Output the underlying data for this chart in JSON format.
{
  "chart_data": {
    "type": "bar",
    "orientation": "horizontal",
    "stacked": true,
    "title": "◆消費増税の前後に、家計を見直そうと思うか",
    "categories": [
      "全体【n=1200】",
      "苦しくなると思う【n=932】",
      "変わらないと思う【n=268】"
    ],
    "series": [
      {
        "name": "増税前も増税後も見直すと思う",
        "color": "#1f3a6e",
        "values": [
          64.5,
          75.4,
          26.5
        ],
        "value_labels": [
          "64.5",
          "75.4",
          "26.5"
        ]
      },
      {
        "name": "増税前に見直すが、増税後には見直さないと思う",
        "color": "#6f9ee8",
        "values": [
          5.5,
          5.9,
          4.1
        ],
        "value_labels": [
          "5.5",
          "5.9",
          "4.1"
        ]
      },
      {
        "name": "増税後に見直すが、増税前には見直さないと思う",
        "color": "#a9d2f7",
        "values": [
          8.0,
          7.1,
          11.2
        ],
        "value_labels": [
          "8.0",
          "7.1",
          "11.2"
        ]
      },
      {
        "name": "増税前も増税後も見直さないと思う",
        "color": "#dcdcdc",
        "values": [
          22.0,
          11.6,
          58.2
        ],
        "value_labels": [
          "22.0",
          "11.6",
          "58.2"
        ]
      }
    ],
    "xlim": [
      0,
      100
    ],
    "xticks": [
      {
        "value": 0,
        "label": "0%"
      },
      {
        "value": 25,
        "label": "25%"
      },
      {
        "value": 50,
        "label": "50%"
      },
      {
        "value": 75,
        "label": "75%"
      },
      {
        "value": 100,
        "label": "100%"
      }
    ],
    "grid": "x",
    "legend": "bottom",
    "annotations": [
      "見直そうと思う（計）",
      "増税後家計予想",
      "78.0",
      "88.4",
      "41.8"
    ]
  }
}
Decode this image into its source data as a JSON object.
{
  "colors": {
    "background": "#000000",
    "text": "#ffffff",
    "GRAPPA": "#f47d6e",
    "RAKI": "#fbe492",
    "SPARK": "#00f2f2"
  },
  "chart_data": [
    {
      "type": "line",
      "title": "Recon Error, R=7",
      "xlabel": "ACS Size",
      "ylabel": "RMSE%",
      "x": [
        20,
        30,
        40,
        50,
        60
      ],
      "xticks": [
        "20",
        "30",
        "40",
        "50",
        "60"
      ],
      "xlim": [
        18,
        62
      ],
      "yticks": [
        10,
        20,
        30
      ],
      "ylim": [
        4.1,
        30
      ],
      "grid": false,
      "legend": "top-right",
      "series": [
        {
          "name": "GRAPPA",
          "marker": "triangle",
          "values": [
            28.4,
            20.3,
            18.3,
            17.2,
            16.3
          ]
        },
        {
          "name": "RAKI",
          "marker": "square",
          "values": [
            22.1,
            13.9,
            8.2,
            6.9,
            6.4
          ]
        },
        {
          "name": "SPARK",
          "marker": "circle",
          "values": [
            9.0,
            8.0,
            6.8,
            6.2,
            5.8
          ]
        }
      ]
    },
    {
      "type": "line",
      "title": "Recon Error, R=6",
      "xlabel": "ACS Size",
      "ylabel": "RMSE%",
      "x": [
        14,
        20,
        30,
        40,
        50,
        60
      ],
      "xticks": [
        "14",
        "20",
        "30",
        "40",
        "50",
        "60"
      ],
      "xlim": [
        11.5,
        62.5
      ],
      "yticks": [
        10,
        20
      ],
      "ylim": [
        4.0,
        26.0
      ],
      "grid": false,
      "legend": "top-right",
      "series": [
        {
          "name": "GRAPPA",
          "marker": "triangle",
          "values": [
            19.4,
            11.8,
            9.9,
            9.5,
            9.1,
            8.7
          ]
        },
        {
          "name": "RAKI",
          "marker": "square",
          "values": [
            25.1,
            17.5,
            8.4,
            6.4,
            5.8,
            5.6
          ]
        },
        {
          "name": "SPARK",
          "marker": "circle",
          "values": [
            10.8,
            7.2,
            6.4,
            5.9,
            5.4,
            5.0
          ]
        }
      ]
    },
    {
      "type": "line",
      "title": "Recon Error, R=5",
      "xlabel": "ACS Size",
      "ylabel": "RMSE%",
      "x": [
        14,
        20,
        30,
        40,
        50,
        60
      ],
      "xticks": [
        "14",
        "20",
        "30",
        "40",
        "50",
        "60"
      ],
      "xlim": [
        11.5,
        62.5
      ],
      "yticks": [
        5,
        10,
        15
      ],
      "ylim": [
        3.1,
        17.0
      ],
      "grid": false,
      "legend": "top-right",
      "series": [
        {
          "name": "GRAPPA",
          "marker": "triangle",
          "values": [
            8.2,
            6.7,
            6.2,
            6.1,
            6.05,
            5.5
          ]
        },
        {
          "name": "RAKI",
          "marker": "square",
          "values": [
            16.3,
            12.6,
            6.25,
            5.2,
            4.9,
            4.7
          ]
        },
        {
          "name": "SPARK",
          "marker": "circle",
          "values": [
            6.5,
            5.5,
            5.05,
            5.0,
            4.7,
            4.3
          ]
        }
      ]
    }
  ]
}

[Directions]: Set down the listing above in full, please, exactly as it appears.

[Worked answer]:
Output the underlying data for this chart in JSON format.
{
  "chart_data": {
    "type": "bar",
    "orientation": "horizontal",
    "stacked": true,
    "title": "◆消費増税の前後に、家計を見直そうと思うか",
    "categories": [
      "全体【n=1200】",
      "苦しくなると思う【n=932】",
      "変わらないと思う【n=268】"
    ],
    "series": [
      {
        "name": "増税前も増税後も見直すと思う",
        "color": "#1f3a6e",
        "values": [
          64.5,
          75.4,
          26.5
        ],
        "value_labels": [
          "64.5",
          "75.4",
          "26.5"
        ]
      },
      {
        "name": "増税前に見直すが、増税後には見直さないと思う",
        "color": "#6f9ee8",
        "values": [
          5.5,
          5.9,
          4.1
        ],
        "value_labels": [
          "5.5",
          "5.9",
          "4.1"
        ]
      },
      {
        "name": "増税後に見直すが、増税前には見直さないと思う",
        "color": "#a9d2f7",
        "values": [
          8.0,
          7.1,
          11.2
        ],
        "value_labels": [
          "8.0",
          "7.1",
          "11.2"
        ]
      },
      {
        "name": "増税前も増税後も見直さないと思う",
        "color": "#dcdcdc",
        "values": [
          22.0,
          11.6,
          58.2
        ],
        "value_labels": [
          "22.0",
          "11.6",
          "58.2"
        ]
      }
    ],
    "xlim": [
      0,
      100
    ],
    "xticks": [
      {
        "value": 0,
        "label": "0%"
      },
      {
        "value": 25,
        "label": "25%"
      },
      {
        "value": 50,
        "label": "50%"
      },
      {
        "value": 75,
        "label": "75%"
      },
      {
        "value": 100,
        "label": "100%"
      }
    ],
    "grid": "x",
    "legend": "bottom",
    "annotations": [
      "見直そうと思う（計）",
      "増税後家計予想",
      "78.0",
      "88.4",
      "41.8"
    ]
  }
}
Decode this image into its source data as a JSON object.
{
  "colors": {
    "background": "#000000",
    "text": "#ffffff",
    "GRAPPA": "#f47d6e",
    "RAKI": "#fbe492",
    "SPARK": "#00f2f2"
  },
  "chart_data": [
    {
      "type": "line",
      "title": "Recon Error, R=7",
      "xlabel": "ACS Size",
      "ylabel": "RMSE%",
      "x": [
        20,
        30,
        40,
        50,
        60
      ],
      "xticks": [
        "20",
        "30",
        "40",
        "50",
        "60"
      ],
      "xlim": [
        18,
        62
      ],
      "yticks": [
        10,
        20,
        30
      ],
      "ylim": [
        4.1,
        30
      ],
      "grid": false,
      "legend": "top-right",
      "series": [
        {
          "name": "GRAPPA",
          "marker": "triangle",
          "values": [
            28.4,
            20.3,
            18.3,
            17.2,
            16.3
          ]
        },
        {
          "name": "RAKI",
          "marker": "square",
          "values": [
            22.1,
            13.9,
            8.2,
            6.9,
            6.4
          ]
        },
        {
          "name": "SPARK",
          "marker": "circle",
          "values": [
            9.0,
            8.0,
            6.8,
            6.2,
            5.8
          ]
        }
      ]
    },
    {
      "type": "line",
      "title": "Recon Error, R=6",
      "xlabel": "ACS Size",
      "ylabel": "RMSE%",
      "x": [
        14,
        20,
        30,
        40,
        50,
        60
      ],
      "xticks": [
        "14",
        "20",
        "30",
        "40",
        "50",
        "60"
      ],
      "xlim": [
        11.5,
        62.5
      ],
      "yticks": [
        10,
        20
      ],
      "ylim": [
        4.0,
        26.0
      ],
      "grid": false,
      "legend": "top-right",
      "series": [
        {
          "name": "GRAPPA",
          "marker": "triangle",
          "values": [
            19.4,
            11.8,
            9.9,
            9.5,
            9.1,
            8.7
          ]
        },
        {
          "name": "RAKI",
          "marker": "square",
          "values": [
            25.1,
            17.5,
            8.4,
            6.4,
            5.8,
            5.6
          ]
        },
        {
          "name": "SPARK",
          "marker": "circle",
          "values": [
            10.8,
            7.2,
            6.4,
            5.9,
            5.4,
            5.0
          ]
        }
      ]
    },
    {
      "type": "line",
      "title": "Recon Error, R=5",
      "xlabel": "ACS Size",
      "ylabel": "RMSE%",
      "x": [
        14,
        20,
        30,
        40,
        50,
        60
      ],
      "xticks": [
        "14",
        "20",
        "30",
        "40",
        "50",
        "60"
      ],
      "xlim": [
        11.5,
        62.5
      ],
      "yticks": [
        5,
        10,
        15
      ],
      "ylim": [
        3.1,
        17.0
      ],
      "grid": false,
      "legend": "top-right",
      "series": [
        {
          "name": "GRAPPA",
          "marker": "triangle",
          "values": [
            8.2,
            6.7,
            6.2,
            6.1,
            6.05,
            5.5
          ]
        },
        {
          "name": "RAKI",
          "marker": "square",
          "values": [
            16.3,
            12.6,
            6.25,
            5.2,
            4.9,
            4.7
          ]
        },
        {
          "name": "SPARK",
          "marker": "circle",
          "values": [
            6.5,
            5.5,
            5.05,
            5.0,
            4.7,
            4.3
          ]
        }
      ]
    }
  ]
}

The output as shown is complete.